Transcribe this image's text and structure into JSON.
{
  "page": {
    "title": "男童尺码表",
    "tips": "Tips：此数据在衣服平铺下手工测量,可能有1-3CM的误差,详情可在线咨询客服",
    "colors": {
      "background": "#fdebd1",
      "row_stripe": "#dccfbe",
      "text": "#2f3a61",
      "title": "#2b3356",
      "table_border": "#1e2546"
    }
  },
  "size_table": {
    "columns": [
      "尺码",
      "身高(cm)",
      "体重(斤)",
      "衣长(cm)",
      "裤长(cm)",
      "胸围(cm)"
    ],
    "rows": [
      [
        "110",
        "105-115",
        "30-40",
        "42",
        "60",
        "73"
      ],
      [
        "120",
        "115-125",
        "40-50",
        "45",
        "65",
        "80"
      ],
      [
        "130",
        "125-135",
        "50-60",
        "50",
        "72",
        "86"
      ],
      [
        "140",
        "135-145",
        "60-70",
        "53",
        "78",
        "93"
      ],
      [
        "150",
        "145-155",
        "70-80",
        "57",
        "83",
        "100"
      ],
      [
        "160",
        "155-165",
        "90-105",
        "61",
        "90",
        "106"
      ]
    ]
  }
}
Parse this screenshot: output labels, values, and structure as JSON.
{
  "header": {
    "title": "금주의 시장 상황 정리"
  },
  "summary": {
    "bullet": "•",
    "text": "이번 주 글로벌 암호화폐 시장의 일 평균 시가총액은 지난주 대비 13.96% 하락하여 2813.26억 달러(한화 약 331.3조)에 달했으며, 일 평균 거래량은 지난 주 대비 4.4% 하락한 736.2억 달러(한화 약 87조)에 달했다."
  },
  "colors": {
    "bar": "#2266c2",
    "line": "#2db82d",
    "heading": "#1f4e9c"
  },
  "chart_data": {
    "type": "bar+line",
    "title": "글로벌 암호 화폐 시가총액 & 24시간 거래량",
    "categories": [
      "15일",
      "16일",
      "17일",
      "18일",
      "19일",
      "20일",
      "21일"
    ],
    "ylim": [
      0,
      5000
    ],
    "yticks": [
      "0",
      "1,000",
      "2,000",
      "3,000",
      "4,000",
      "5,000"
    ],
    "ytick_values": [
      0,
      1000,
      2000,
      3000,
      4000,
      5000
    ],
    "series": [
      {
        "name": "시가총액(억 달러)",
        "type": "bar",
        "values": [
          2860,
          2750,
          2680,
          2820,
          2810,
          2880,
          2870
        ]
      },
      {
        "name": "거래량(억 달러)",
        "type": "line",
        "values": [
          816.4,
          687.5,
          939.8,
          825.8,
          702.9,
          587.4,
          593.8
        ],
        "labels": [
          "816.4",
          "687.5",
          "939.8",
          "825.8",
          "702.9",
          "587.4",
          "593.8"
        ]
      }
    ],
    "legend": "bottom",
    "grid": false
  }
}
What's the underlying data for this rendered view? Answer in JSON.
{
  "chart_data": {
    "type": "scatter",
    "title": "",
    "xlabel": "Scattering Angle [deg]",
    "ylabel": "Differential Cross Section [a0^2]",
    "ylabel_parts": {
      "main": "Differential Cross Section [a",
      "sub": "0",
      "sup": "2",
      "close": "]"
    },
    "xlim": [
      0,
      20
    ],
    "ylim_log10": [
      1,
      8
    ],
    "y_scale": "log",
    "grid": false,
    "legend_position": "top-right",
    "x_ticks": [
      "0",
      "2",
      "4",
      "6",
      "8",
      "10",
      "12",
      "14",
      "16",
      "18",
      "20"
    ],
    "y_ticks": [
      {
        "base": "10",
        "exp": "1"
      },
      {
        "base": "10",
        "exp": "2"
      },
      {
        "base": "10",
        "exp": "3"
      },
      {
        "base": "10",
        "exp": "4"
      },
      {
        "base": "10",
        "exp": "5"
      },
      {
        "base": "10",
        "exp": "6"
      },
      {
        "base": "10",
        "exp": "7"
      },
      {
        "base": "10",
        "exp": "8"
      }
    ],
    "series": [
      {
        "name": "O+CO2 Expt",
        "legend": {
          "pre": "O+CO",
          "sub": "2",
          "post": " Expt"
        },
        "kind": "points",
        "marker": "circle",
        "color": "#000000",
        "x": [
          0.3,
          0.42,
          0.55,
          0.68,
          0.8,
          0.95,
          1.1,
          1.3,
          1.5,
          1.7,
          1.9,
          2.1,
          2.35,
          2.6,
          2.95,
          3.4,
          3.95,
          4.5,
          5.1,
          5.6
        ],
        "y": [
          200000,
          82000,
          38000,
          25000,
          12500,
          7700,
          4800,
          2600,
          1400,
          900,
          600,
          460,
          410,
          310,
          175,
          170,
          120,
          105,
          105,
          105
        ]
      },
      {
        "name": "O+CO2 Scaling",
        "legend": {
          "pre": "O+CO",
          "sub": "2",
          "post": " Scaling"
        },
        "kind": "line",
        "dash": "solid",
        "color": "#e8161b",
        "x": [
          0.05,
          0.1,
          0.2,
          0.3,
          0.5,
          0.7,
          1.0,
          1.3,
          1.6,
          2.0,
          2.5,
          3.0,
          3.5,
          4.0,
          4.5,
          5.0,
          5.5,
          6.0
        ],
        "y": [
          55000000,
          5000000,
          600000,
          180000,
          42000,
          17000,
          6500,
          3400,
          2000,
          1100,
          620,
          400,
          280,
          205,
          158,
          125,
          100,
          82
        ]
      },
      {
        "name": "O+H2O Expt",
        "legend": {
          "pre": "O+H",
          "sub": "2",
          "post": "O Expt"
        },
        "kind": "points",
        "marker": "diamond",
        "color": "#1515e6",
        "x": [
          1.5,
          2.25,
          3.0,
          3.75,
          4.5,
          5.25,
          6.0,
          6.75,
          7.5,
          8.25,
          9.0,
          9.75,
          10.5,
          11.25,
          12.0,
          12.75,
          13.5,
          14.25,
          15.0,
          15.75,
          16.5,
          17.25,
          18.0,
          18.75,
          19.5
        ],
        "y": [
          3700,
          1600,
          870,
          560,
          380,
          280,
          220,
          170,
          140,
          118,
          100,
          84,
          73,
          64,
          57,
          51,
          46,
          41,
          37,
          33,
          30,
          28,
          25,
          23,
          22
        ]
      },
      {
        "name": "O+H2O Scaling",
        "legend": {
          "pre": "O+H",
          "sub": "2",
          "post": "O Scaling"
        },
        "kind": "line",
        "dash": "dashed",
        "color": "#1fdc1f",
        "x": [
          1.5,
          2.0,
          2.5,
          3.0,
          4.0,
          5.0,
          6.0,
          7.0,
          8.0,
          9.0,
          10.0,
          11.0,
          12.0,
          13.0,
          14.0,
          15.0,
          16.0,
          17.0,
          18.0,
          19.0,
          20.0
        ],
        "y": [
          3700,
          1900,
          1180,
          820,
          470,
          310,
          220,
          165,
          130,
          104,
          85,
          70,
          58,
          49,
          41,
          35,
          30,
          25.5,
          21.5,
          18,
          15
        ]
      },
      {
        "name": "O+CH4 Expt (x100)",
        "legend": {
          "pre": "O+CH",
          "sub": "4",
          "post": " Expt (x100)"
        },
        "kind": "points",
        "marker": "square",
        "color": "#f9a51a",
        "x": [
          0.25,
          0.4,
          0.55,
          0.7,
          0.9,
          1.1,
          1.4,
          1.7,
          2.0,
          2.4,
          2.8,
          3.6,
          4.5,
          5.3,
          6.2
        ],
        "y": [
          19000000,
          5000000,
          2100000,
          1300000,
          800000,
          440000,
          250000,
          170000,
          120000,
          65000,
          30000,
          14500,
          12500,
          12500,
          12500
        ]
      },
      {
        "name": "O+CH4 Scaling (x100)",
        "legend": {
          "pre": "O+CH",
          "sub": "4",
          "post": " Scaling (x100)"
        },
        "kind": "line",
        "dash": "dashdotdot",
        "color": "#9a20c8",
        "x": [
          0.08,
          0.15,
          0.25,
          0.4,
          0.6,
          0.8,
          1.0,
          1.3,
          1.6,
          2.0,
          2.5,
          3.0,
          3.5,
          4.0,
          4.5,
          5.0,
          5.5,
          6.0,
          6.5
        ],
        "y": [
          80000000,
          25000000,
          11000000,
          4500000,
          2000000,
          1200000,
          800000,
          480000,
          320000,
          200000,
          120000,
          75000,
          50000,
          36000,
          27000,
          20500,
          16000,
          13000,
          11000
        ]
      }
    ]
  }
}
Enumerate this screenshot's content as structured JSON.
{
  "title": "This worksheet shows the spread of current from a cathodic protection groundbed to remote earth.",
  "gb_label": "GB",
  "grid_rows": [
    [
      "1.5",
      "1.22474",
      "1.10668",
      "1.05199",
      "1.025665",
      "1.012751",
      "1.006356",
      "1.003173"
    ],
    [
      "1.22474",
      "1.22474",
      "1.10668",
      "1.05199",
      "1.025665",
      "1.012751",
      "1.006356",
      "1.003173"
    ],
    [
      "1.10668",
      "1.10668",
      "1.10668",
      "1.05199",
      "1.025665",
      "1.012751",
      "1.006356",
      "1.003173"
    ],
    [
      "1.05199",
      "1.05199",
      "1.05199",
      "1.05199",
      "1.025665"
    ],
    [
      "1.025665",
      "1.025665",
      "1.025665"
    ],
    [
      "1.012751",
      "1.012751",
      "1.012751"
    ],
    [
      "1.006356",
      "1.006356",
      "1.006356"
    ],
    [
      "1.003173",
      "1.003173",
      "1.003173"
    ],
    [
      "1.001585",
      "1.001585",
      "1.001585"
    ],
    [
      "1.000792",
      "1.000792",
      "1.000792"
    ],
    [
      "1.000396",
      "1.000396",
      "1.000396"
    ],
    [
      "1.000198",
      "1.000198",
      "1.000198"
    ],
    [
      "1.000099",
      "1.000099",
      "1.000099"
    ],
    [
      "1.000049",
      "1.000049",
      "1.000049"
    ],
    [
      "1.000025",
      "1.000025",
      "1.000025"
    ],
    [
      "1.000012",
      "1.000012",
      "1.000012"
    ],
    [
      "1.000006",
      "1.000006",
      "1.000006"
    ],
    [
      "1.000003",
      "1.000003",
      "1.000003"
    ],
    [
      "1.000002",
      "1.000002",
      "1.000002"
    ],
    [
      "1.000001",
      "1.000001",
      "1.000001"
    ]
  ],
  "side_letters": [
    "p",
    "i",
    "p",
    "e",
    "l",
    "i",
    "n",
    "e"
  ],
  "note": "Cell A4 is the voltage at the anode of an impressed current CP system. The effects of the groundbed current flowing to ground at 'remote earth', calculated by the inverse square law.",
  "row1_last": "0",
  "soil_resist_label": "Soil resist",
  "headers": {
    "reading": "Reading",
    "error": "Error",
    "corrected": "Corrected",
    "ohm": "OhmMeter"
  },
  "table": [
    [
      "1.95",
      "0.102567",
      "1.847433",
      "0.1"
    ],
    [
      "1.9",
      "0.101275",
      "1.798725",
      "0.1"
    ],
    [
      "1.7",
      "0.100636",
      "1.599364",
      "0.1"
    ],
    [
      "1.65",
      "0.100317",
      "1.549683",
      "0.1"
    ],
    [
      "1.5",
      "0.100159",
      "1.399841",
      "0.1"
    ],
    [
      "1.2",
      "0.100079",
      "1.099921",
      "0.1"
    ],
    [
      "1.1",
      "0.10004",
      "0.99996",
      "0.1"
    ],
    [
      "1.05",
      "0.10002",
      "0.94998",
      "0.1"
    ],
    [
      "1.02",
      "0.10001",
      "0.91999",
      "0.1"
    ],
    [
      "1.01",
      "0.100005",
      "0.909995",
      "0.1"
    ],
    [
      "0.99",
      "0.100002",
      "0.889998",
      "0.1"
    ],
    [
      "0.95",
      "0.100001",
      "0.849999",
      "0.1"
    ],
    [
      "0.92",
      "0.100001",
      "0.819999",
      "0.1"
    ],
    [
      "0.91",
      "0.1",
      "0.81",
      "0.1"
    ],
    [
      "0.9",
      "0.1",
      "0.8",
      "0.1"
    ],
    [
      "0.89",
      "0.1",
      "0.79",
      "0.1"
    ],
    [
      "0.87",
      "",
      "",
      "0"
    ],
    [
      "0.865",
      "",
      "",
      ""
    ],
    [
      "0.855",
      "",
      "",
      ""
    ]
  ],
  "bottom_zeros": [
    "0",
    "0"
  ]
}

GIVEN PROBLEM =>
Only lines holding the string "labels" are wanted; gather each one from the entries above.

SOLUTION TO THIS PROBLEM =>
Parse this screenshot: output labels, values, and structure as JSON.
        "labels": [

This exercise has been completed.